--- start of Exercise inputs ---

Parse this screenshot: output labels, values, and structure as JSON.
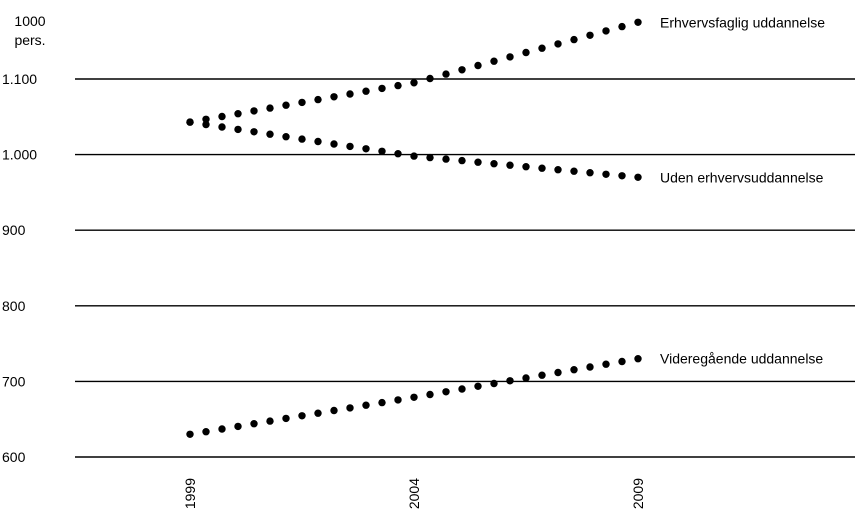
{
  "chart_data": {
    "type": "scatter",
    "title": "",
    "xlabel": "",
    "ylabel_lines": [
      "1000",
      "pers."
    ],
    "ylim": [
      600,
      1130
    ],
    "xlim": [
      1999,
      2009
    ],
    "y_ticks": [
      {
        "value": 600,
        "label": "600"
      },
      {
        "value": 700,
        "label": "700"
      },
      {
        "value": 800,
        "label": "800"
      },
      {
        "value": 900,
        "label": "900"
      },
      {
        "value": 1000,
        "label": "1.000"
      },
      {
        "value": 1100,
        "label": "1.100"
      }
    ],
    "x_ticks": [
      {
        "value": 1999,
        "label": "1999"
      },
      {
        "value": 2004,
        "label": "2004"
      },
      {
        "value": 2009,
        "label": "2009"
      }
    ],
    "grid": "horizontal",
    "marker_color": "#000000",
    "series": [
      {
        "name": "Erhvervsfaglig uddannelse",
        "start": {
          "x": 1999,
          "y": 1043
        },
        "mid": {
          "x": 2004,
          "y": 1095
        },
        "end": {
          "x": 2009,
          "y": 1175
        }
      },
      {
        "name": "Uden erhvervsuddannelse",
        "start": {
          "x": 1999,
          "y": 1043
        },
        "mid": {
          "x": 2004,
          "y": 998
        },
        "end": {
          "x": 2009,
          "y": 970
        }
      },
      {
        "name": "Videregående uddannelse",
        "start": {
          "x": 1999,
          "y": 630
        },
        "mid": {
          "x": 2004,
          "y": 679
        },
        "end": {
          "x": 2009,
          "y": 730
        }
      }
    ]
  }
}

--- end of Exercise inputs ---
--- start of Exercise inputs ---

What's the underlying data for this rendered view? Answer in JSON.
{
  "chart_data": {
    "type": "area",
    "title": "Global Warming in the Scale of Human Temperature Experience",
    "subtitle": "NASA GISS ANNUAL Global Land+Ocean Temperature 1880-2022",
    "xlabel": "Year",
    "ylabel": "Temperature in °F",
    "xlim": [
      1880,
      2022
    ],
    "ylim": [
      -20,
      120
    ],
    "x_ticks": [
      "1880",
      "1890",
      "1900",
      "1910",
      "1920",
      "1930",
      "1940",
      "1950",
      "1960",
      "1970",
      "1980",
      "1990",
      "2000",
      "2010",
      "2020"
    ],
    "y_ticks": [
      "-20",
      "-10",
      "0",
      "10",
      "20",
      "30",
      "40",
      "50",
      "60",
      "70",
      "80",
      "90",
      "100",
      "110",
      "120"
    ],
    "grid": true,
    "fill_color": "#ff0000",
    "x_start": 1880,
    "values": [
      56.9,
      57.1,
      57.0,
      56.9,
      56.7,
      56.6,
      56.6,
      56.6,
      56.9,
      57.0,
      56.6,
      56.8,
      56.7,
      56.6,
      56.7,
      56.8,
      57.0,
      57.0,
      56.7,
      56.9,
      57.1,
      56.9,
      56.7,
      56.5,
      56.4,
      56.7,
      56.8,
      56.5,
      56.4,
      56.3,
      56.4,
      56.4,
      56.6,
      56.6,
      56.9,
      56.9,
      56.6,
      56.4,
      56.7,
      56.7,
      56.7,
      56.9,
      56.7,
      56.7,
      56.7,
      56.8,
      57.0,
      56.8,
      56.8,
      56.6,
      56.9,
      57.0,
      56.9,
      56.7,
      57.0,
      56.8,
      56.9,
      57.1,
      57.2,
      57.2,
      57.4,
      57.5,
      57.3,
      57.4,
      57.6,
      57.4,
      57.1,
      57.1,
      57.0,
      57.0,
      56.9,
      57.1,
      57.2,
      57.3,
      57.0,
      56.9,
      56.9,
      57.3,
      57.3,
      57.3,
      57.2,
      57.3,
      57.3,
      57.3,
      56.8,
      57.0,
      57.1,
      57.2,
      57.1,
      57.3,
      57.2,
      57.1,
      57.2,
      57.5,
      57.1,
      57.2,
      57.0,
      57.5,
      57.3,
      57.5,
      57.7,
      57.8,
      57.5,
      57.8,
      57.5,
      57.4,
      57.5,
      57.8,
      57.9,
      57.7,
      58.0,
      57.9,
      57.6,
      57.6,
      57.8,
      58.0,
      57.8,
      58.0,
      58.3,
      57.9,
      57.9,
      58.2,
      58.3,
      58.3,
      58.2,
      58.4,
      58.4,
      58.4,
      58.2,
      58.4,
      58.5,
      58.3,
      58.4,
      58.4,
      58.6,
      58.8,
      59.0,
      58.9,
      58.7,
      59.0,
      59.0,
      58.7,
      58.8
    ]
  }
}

--- end of Exercise inputs ---

What is expected → Report the number of lines of the listing above that hold the string "name", with no other text.

Task solution → 3